TASK PROMPT >> Would you return the complete listing below word for word?

(Stored entries)

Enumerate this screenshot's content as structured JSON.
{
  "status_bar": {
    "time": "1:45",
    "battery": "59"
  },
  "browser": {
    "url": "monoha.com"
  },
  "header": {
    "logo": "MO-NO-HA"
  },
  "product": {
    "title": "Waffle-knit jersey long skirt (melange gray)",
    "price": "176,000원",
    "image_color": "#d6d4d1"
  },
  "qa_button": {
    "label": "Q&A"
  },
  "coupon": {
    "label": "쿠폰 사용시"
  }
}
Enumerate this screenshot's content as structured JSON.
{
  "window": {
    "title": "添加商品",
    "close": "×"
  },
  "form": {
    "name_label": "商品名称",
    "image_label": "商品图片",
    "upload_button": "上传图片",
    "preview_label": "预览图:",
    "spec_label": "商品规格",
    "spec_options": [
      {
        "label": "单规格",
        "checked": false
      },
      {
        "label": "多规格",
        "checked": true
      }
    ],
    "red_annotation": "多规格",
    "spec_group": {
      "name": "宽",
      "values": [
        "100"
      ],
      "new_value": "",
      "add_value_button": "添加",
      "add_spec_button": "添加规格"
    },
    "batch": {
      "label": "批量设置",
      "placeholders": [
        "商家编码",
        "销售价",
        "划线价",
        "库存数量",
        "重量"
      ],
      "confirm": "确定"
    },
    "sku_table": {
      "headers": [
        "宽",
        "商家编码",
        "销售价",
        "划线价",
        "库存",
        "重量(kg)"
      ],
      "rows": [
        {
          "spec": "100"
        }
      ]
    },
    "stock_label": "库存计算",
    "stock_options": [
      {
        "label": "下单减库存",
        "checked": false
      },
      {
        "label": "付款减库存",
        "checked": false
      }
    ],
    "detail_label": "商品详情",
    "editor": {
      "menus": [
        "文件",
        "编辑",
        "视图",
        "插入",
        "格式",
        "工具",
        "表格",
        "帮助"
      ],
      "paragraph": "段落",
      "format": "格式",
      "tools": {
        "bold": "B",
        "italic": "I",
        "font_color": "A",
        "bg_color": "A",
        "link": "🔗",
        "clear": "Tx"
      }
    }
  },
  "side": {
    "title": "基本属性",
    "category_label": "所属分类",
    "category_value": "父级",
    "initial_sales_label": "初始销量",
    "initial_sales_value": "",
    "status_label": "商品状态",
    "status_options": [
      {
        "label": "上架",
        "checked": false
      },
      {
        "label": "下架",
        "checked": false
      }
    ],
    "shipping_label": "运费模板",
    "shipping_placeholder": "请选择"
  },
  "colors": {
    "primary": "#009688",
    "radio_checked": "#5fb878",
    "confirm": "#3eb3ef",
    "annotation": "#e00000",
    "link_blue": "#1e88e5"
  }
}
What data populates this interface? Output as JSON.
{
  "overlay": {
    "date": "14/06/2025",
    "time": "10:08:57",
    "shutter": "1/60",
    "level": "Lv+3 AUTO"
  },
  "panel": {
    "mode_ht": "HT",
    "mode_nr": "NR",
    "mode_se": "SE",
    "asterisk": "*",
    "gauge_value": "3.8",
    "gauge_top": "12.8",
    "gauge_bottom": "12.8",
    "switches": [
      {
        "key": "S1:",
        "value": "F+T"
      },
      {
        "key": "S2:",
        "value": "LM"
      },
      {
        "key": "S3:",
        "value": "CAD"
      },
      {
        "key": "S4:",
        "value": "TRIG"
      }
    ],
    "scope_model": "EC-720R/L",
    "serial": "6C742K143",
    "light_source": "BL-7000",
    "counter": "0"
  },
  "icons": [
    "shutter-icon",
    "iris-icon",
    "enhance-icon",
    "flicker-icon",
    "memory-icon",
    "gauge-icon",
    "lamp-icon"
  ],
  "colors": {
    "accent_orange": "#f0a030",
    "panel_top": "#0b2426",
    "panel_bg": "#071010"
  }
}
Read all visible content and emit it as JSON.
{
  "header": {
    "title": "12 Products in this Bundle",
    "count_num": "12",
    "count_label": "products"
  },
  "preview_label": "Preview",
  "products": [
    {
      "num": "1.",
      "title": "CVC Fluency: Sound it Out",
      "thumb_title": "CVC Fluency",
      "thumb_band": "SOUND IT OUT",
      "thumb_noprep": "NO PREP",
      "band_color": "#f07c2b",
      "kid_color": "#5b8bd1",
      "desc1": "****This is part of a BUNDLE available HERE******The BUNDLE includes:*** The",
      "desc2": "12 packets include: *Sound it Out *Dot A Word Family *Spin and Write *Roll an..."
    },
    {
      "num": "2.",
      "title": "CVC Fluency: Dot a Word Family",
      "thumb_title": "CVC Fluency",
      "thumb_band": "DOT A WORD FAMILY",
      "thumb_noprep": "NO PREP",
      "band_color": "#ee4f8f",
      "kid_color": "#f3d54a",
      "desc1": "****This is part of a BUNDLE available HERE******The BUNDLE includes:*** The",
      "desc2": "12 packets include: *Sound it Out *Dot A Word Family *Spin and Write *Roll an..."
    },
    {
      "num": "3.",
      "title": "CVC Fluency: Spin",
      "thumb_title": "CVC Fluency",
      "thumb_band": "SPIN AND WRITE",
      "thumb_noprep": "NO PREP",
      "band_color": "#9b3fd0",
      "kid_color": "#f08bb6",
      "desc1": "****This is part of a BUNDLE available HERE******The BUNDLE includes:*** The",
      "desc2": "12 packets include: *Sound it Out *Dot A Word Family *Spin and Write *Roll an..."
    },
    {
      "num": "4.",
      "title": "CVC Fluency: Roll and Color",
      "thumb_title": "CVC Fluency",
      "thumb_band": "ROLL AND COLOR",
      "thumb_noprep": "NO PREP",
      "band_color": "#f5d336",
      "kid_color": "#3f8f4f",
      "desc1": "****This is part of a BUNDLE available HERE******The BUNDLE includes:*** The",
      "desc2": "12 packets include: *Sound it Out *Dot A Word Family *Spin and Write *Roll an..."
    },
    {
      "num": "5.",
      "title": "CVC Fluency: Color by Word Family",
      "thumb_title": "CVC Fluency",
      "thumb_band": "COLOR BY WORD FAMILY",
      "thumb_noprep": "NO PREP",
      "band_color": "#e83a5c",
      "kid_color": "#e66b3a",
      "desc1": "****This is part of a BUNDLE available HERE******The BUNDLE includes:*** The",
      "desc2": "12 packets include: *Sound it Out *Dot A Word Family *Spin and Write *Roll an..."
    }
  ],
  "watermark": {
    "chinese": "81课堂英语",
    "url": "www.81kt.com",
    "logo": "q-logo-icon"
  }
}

EXERCISE RESULT >>
Enumerate this screenshot's content as structured JSON.
{
  "status_bar": {
    "time": "1:45",
    "battery": "59"
  },
  "browser": {
    "url": "monoha.com"
  },
  "header": {
    "logo": "MO-NO-HA"
  },
  "product": {
    "title": "Waffle-knit jersey long skirt (melange gray)",
    "price": "176,000원",
    "image_color": "#d6d4d1"
  },
  "qa_button": {
    "label": "Q&A"
  },
  "coupon": {
    "label": "쿠폰 사용시"
  }
}
Enumerate this screenshot's content as structured JSON.
{
  "window": {
    "title": "添加商品",
    "close": "×"
  },
  "form": {
    "name_label": "商品名称",
    "image_label": "商品图片",
    "upload_button": "上传图片",
    "preview_label": "预览图:",
    "spec_label": "商品规格",
    "spec_options": [
      {
        "label": "单规格",
        "checked": false
      },
      {
        "label": "多规格",
        "checked": true
      }
    ],
    "red_annotation": "多规格",
    "spec_group": {
      "name": "宽",
      "values": [
        "100"
      ],
      "new_value": "",
      "add_value_button": "添加",
      "add_spec_button": "添加规格"
    },
    "batch": {
      "label": "批量设置",
      "placeholders": [
        "商家编码",
        "销售价",
        "划线价",
        "库存数量",
        "重量"
      ],
      "confirm": "确定"
    },
    "sku_table": {
      "headers": [
        "宽",
        "商家编码",
        "销售价",
        "划线价",
        "库存",
        "重量(kg)"
      ],
      "rows": [
        {
          "spec": "100"
        }
      ]
    },
    "stock_label": "库存计算",
    "stock_options": [
      {
        "label": "下单减库存",
        "checked": false
      },
      {
        "label": "付款减库存",
        "checked": false
      }
    ],
    "detail_label": "商品详情",
    "editor": {
      "menus": [
        "文件",
        "编辑",
        "视图",
        "插入",
        "格式",
        "工具",
        "表格",
        "帮助"
      ],
      "paragraph": "段落",
      "format": "格式",
      "tools": {
        "bold": "B",
        "italic": "I",
        "font_color": "A",
        "bg_color": "A",
        "link": "🔗",
        "clear": "Tx"
      }
    }
  },
  "side": {
    "title": "基本属性",
    "category_label": "所属分类",
    "category_value": "父级",
    "initial_sales_label": "初始销量",
    "initial_sales_value": "",
    "status_label": "商品状态",
    "status_options": [
      {
        "label": "上架",
        "checked": false
      },
      {
        "label": "下架",
        "checked": false
      }
    ],
    "shipping_label": "运费模板",
    "shipping_placeholder": "请选择"
  },
  "colors": {
    "primary": "#009688",
    "radio_checked": "#5fb878",
    "confirm": "#3eb3ef",
    "annotation": "#e00000",
    "link_blue": "#1e88e5"
  }
}
What data populates this interface? Output as JSON.
{
  "overlay": {
    "date": "14/06/2025",
    "time": "10:08:57",
    "shutter": "1/60",
    "level": "Lv+3 AUTO"
  },
  "panel": {
    "mode_ht": "HT",
    "mode_nr": "NR",
    "mode_se": "SE",
    "asterisk": "*",
    "gauge_value": "3.8",
    "gauge_top": "12.8",
    "gauge_bottom": "12.8",
    "switches": [
      {
        "key": "S1:",
        "value": "F+T"
      },
      {
        "key": "S2:",
        "value": "LM"
      },
      {
        "key": "S3:",
        "value": "CAD"
      },
      {
        "key": "S4:",
        "value": "TRIG"
      }
    ],
    "scope_model": "EC-720R/L",
    "serial": "6C742K143",
    "light_source": "BL-7000",
    "counter": "0"
  },
  "icons": [
    "shutter-icon",
    "iris-icon",
    "enhance-icon",
    "flicker-icon",
    "memory-icon",
    "gauge-icon",
    "lamp-icon"
  ],
  "colors": {
    "accent_orange": "#f0a030",
    "panel_top": "#0b2426",
    "panel_bg": "#071010"
  }
}
Read all visible content and emit it as JSON.
{
  "header": {
    "title": "12 Products in this Bundle",
    "count_num": "12",
    "count_label": "products"
  },
  "preview_label": "Preview",
  "products": [
    {
      "num": "1.",
      "title": "CVC Fluency: Sound it Out",
      "thumb_title": "CVC Fluency",
      "thumb_band": "SOUND IT OUT",
      "thumb_noprep": "NO PREP",
      "band_color": "#f07c2b",
      "kid_color": "#5b8bd1",
      "desc1": "****This is part of a BUNDLE available HERE******The BUNDLE includes:*** The",
      "desc2": "12 packets include: *Sound it Out *Dot A Word Family *Spin and Write *Roll an..."
    },
    {
      "num": "2.",
      "title": "CVC Fluency: Dot a Word Family",
      "thumb_title": "CVC Fluency",
      "thumb_band": "DOT A WORD FAMILY",
      "thumb_noprep": "NO PREP",
      "band_color": "#ee4f8f",
      "kid_color": "#f3d54a",
      "desc1": "****This is part of a BUNDLE available HERE******The BUNDLE includes:*** The",
      "desc2": "12 packets include: *Sound it Out *Dot A Word Family *Spin and Write *Roll an..."
    },
    {
      "num": "3.",
      "title": "CVC Fluency: Spin",
      "thumb_title": "CVC Fluency",
      "thumb_band": "SPIN AND WRITE",
      "thumb_noprep": "NO PREP",
      "band_color": "#9b3fd0",
      "kid_color": "#f08bb6",
      "desc1": "****This is part of a BUNDLE available HERE******The BUNDLE includes:*** The",
      "desc2": "12 packets include: *Sound it Out *Dot A Word Family *Spin and Write *Roll an..."
    },
    {
      "num": "4.",
      "title": "CVC Fluency: Roll and Color",
      "thumb_title": "CVC Fluency",
      "thumb_band": "ROLL AND COLOR",
      "thumb_noprep": "NO PREP",
      "band_color": "#f5d336",
      "kid_color": "#3f8f4f",
      "desc1": "****This is part of a BUNDLE available HERE******The BUNDLE includes:*** The",
      "desc2": "12 packets include: *Sound it Out *Dot A Word Family *Spin and Write *Roll an..."
    },
    {
      "num": "5.",
      "title": "CVC Fluency: Color by Word Family",
      "thumb_title": "CVC Fluency",
      "thumb_band": "COLOR BY WORD FAMILY",
      "thumb_noprep": "NO PREP",
      "band_color": "#e83a5c",
      "kid_color": "#e66b3a",
      "desc1": "****This is part of a BUNDLE available HERE******The BUNDLE includes:*** The",
      "desc2": "12 packets include: *Sound it Out *Dot A Word Family *Spin and Write *Roll an..."
    }
  ],
  "watermark": {
    "chinese": "81课堂英语",
    "url": "www.81kt.com",
    "logo": "q-logo-icon"
  }
}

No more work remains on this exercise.